Task brief: Each record below should appear again exactly as written.

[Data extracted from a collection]
* * * *
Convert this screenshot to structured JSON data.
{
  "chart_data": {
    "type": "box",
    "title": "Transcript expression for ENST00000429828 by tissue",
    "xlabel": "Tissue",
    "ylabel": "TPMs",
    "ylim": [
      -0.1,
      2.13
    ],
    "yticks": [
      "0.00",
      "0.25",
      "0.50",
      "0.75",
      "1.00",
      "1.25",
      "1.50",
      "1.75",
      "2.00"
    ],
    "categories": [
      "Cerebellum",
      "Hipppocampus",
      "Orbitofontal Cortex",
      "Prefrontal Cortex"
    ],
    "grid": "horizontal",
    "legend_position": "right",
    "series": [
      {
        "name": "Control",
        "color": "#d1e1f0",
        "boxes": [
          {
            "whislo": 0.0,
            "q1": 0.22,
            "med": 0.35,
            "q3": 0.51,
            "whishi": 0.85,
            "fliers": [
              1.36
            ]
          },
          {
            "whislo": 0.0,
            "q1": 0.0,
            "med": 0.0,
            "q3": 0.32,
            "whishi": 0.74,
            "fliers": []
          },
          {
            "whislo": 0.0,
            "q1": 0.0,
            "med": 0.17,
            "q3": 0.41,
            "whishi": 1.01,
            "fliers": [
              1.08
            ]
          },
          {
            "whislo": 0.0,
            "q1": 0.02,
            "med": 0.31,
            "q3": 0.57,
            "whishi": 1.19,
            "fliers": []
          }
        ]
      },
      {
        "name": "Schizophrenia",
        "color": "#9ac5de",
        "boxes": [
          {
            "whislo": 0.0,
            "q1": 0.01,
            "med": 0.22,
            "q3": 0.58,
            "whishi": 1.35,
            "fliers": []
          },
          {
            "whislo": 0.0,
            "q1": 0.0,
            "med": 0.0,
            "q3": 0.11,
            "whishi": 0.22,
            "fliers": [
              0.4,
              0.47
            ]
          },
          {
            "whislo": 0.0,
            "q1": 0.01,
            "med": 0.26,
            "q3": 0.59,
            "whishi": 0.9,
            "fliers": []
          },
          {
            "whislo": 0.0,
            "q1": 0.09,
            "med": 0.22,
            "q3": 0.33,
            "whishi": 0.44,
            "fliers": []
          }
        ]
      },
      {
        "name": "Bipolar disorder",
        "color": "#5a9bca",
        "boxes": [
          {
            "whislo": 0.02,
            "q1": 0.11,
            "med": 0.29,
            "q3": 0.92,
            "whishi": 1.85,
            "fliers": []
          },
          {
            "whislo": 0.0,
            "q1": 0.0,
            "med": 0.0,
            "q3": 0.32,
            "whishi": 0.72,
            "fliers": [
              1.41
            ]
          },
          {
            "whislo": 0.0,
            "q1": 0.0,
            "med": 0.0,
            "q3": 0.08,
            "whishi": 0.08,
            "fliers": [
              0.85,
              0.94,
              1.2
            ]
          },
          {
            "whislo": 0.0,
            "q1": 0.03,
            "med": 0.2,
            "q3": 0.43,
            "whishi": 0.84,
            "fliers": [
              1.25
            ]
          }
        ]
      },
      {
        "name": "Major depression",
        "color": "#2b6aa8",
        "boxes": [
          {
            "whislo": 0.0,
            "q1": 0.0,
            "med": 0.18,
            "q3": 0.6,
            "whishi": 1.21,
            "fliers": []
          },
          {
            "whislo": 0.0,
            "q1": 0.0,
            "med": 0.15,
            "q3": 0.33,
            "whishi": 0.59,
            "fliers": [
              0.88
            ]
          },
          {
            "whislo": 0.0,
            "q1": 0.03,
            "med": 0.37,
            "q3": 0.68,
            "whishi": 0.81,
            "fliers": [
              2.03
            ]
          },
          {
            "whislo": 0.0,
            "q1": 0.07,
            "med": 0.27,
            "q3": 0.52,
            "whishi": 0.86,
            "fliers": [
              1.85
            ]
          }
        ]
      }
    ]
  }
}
* * * *
Finished answer:
Convert this screenshot to structured JSON data.
{
  "chart_data": {
    "type": "box",
    "title": "Transcript expression for ENST00000429828 by tissue",
    "xlabel": "Tissue",
    "ylabel": "TPMs",
    "ylim": [
      -0.1,
      2.13
    ],
    "yticks": [
      "0.00",
      "0.25",
      "0.50",
      "0.75",
      "1.00",
      "1.25",
      "1.50",
      "1.75",
      "2.00"
    ],
    "categories": [
      "Cerebellum",
      "Hipppocampus",
      "Orbitofontal Cortex",
      "Prefrontal Cortex"
    ],
    "grid": "horizontal",
    "legend_position": "right",
    "series": [
      {
        "name": "Control",
        "color": "#d1e1f0",
        "boxes": [
          {
            "whislo": 0.0,
            "q1": 0.22,
            "med": 0.35,
            "q3": 0.51,
            "whishi": 0.85,
            "fliers": [
              1.36
            ]
          },
          {
            "whislo": 0.0,
            "q1": 0.0,
            "med": 0.0,
            "q3": 0.32,
            "whishi": 0.74,
            "fliers": []
          },
          {
            "whislo": 0.0,
            "q1": 0.0,
            "med": 0.17,
            "q3": 0.41,
            "whishi": 1.01,
            "fliers": [
              1.08
            ]
          },
          {
            "whislo": 0.0,
            "q1": 0.02,
            "med": 0.31,
            "q3": 0.57,
            "whishi": 1.19,
            "fliers": []
          }
        ]
      },
      {
        "name": "Schizophrenia",
        "color": "#9ac5de",
        "boxes": [
          {
            "whislo": 0.0,
            "q1": 0.01,
            "med": 0.22,
            "q3": 0.58,
            "whishi": 1.35,
            "fliers": []
          },
          {
            "whislo": 0.0,
            "q1": 0.0,
            "med": 0.0,
            "q3": 0.11,
            "whishi": 0.22,
            "fliers": [
              0.4,
              0.47
            ]
          },
          {
            "whislo": 0.0,
            "q1": 0.01,
            "med": 0.26,
            "q3": 0.59,
            "whishi": 0.9,
            "fliers": []
          },
          {
            "whislo": 0.0,
            "q1": 0.09,
            "med": 0.22,
            "q3": 0.33,
            "whishi": 0.44,
            "fliers": []
          }
        ]
      },
      {
        "name": "Bipolar disorder",
        "color": "#5a9bca",
        "boxes": [
          {
            "whislo": 0.02,
            "q1": 0.11,
            "med": 0.29,
            "q3": 0.92,
            "whishi": 1.85,
            "fliers": []
          },
          {
            "whislo": 0.0,
            "q1": 0.0,
            "med": 0.0,
            "q3": 0.32,
            "whishi": 0.72,
            "fliers": [
              1.41
            ]
          },
          {
            "whislo": 0.0,
            "q1": 0.0,
            "med": 0.0,
            "q3": 0.08,
            "whishi": 0.08,
            "fliers": [
              0.85,
              0.94,
              1.2
            ]
          },
          {
            "whislo": 0.0,
            "q1": 0.03,
            "med": 0.2,
            "q3": 0.43,
            "whishi": 0.84,
            "fliers": [
              1.25
            ]
          }
        ]
      },
      {
        "name": "Major depression",
        "color": "#2b6aa8",
        "boxes": [
          {
            "whislo": 0.0,
            "q1": 0.0,
            "med": 0.18,
            "q3": 0.6,
            "whishi": 1.21,
            "fliers": []
          },
          {
            "whislo": 0.0,
            "q1": 0.0,
            "med": 0.15,
            "q3": 0.33,
            "whishi": 0.59,
            "fliers": [
              0.88
            ]
          },
          {
            "whislo": 0.0,
            "q1": 0.03,
            "med": 0.37,
            "q3": 0.68,
            "whishi": 0.81,
            "fliers": [
              2.03
            ]
          },
          {
            "whislo": 0.0,
            "q1": 0.07,
            "med": 0.27,
            "q3": 0.52,
            "whishi": 0.86,
            "fliers": [
              1.85
            ]
          }
        ]
      }
    ]
  }
}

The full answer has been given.